# EXERCISE PROMPT
Take the lines from the one with "What's the underlying" to the end of the listing, both ends included, and quote them exactly, leaving pictures out.

____ THE DATA

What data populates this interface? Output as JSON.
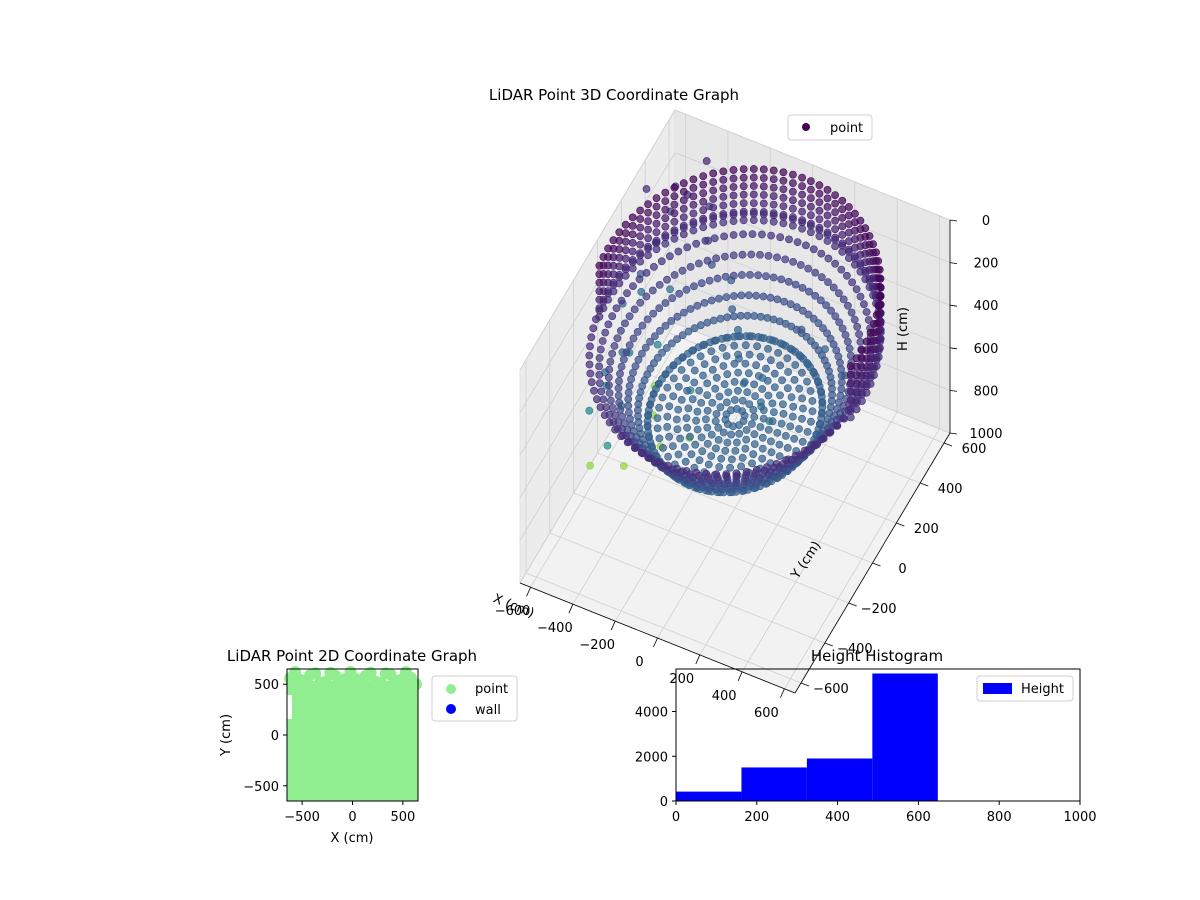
{
  "chart_data": [
    {
      "type": "scatter",
      "projection": "3d",
      "title": "LiDAR Point 3D Coordinate Graph",
      "xlabel": "X (cm)",
      "ylabel": "Y (cm)",
      "zlabel": "H (cm)",
      "xlim": [
        -650,
        650
      ],
      "ylim": [
        -650,
        650
      ],
      "zlim": [
        1000,
        0
      ],
      "x_ticks": [
        "−600",
        "−400",
        "−200",
        "0",
        "200",
        "400",
        "600"
      ],
      "y_ticks": [
        "−600",
        "−400",
        "−200",
        "0",
        "200",
        "400",
        "600"
      ],
      "z_ticks": [
        "0",
        "200",
        "400",
        "600",
        "800",
        "1000"
      ],
      "colormap": "viridis",
      "legend": {
        "labels": [
          "point"
        ],
        "position": "upper right"
      },
      "grid": true,
      "series": [
        {
          "name": "point",
          "color": "#440154",
          "structure": {
            "center": [
              0,
              0
            ],
            "inner_radius": 360,
            "wall_radius": 600,
            "heights": [
              0,
              600
            ]
          },
          "outliers": [
            [
              -640,
              470,
              450
            ],
            [
              -660,
              380,
              520
            ],
            [
              -620,
              560,
              380
            ],
            [
              -700,
              300,
              600
            ],
            [
              -680,
              420,
              650
            ],
            [
              -600,
              520,
              700
            ],
            [
              -640,
              250,
              760
            ],
            [
              -580,
              380,
              820
            ],
            [
              -720,
              200,
              900
            ],
            [
              -560,
              320,
              950
            ],
            [
              -620,
              600,
              300
            ],
            [
              -700,
              500,
              250
            ],
            [
              -500,
              650,
              180
            ],
            [
              -540,
              560,
              270
            ],
            [
              -460,
              600,
              330
            ],
            [
              -420,
              520,
              400
            ],
            [
              -380,
              480,
              460
            ],
            [
              -300,
              500,
              520
            ],
            [
              -250,
              420,
              560
            ],
            [
              -200,
              380,
              600
            ],
            [
              -150,
              300,
              640
            ],
            [
              -100,
              250,
              690
            ],
            [
              -50,
              320,
              710
            ],
            [
              0,
              220,
              730
            ],
            [
              50,
              200,
              760
            ],
            [
              -600,
              120,
              620
            ],
            [
              -660,
              80,
              700
            ],
            [
              -560,
              40,
              780
            ],
            [
              -700,
              20,
              840
            ],
            [
              -580,
              -40,
              900
            ],
            [
              -640,
              -80,
              980
            ],
            [
              -520,
              -10,
              1000
            ],
            [
              -500,
              200,
              950
            ],
            [
              -420,
              120,
              990
            ],
            [
              -380,
              300,
              880
            ],
            [
              -300,
              150,
              930
            ],
            [
              200,
              400,
              550
            ],
            [
              350,
              300,
              520
            ],
            [
              100,
              380,
              480
            ],
            [
              450,
              420,
              420
            ]
          ]
        }
      ]
    },
    {
      "type": "scatter",
      "title": "LiDAR Point 2D Coordinate Graph",
      "xlabel": "X (cm)",
      "ylabel": "Y (cm)",
      "xlim": [
        -650,
        650
      ],
      "ylim": [
        -650,
        650
      ],
      "x_ticks": [
        "−500",
        "0",
        "500"
      ],
      "y_ticks": [
        "−500",
        "0",
        "500"
      ],
      "legend": {
        "labels": [
          "point",
          "wall"
        ],
        "position": "outside right"
      },
      "grid": false,
      "series": [
        {
          "name": "point",
          "color": "#90ee90"
        },
        {
          "name": "wall",
          "color": "#0000ff"
        }
      ]
    },
    {
      "type": "bar",
      "subtype": "histogram",
      "title": "Height Histogram",
      "xlim": [
        0,
        1000
      ],
      "ylim": [
        0,
        5900
      ],
      "x_ticks": [
        "0",
        "200",
        "400",
        "600",
        "800",
        "1000"
      ],
      "y_ticks": [
        "0",
        "2000",
        "4000"
      ],
      "legend": {
        "labels": [
          "Height"
        ],
        "position": "upper right"
      },
      "grid": false,
      "series": [
        {
          "name": "Height",
          "color": "#0000ff",
          "bin_edges": [
            0,
            162,
            324,
            486,
            648
          ],
          "values": [
            420,
            1500,
            1900,
            5700
          ]
        }
      ]
    }
  ]
}
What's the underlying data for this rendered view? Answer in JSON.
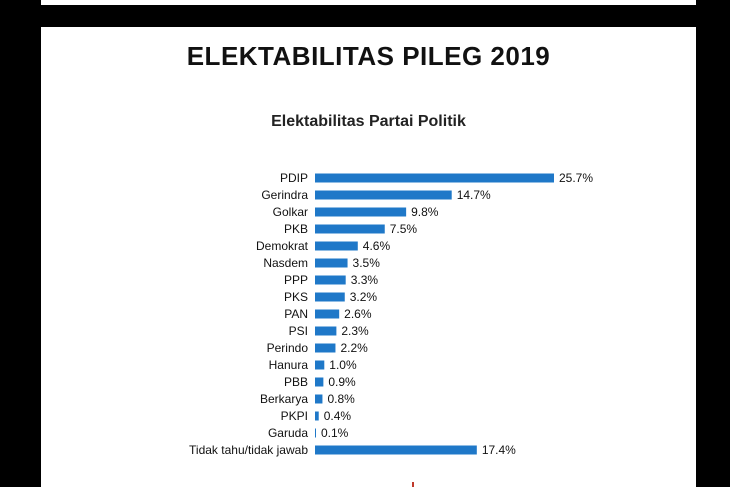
{
  "page": {
    "title": "ELEKTABILITAS PILEG 2019"
  },
  "colors": {
    "bar": "#1f78c8",
    "background": "#000000",
    "slide": "#ffffff"
  },
  "chart_data": {
    "type": "bar",
    "orientation": "horizontal",
    "title": "Elektabilitas Partai Politik",
    "xlabel": "",
    "ylabel": "",
    "grid": false,
    "legend": "none",
    "xlim": [
      0,
      25.7
    ],
    "categories": [
      "PDIP",
      "Gerindra",
      "Golkar",
      "PKB",
      "Demokrat",
      "Nasdem",
      "PPP",
      "PKS",
      "PAN",
      "PSI",
      "Perindo",
      "Hanura",
      "PBB",
      "Berkarya",
      "PKPI",
      "Garuda",
      "Tidak tahu/tidak jawab"
    ],
    "values": [
      25.7,
      14.7,
      9.8,
      7.5,
      4.6,
      3.5,
      3.3,
      3.2,
      2.6,
      2.3,
      2.2,
      1.0,
      0.9,
      0.8,
      0.4,
      0.1,
      17.4
    ],
    "labels": [
      "25.7%",
      "14.7%",
      "9.8%",
      "7.5%",
      "4.6%",
      "3.5%",
      "3.3%",
      "3.2%",
      "2.6%",
      "2.3%",
      "2.2%",
      "1.0%",
      "0.9%",
      "0.8%",
      "0.4%",
      "0.1%",
      "17.4%"
    ]
  }
}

________

# ANSWER TO THIS TASK
What's the underlying data for this rendered view? Answer in JSON.
{
  "page": {
    "title": "ELEKTABILITAS PILEG 2019"
  },
  "colors": {
    "bar": "#1f78c8",
    "background": "#000000",
    "slide": "#ffffff"
  },
  "chart_data": {
    "type": "bar",
    "orientation": "horizontal",
    "title": "Elektabilitas Partai Politik",
    "xlabel": "",
    "ylabel": "",
    "grid": false,
    "legend": "none",
    "xlim": [
      0,
      25.7
    ],
    "categories": [
      "PDIP",
      "Gerindra",
      "Golkar",
      "PKB",
      "Demokrat",
      "Nasdem",
      "PPP",
      "PKS",
      "PAN",
      "PSI",
      "Perindo",
      "Hanura",
      "PBB",
      "Berkarya",
      "PKPI",
      "Garuda",
      "Tidak tahu/tidak jawab"
    ],
    "values": [
      25.7,
      14.7,
      9.8,
      7.5,
      4.6,
      3.5,
      3.3,
      3.2,
      2.6,
      2.3,
      2.2,
      1.0,
      0.9,
      0.8,
      0.4,
      0.1,
      17.4
    ],
    "labels": [
      "25.7%",
      "14.7%",
      "9.8%",
      "7.5%",
      "4.6%",
      "3.5%",
      "3.3%",
      "3.2%",
      "2.6%",
      "2.3%",
      "2.2%",
      "1.0%",
      "0.9%",
      "0.8%",
      "0.4%",
      "0.1%",
      "17.4%"
    ]
  }
}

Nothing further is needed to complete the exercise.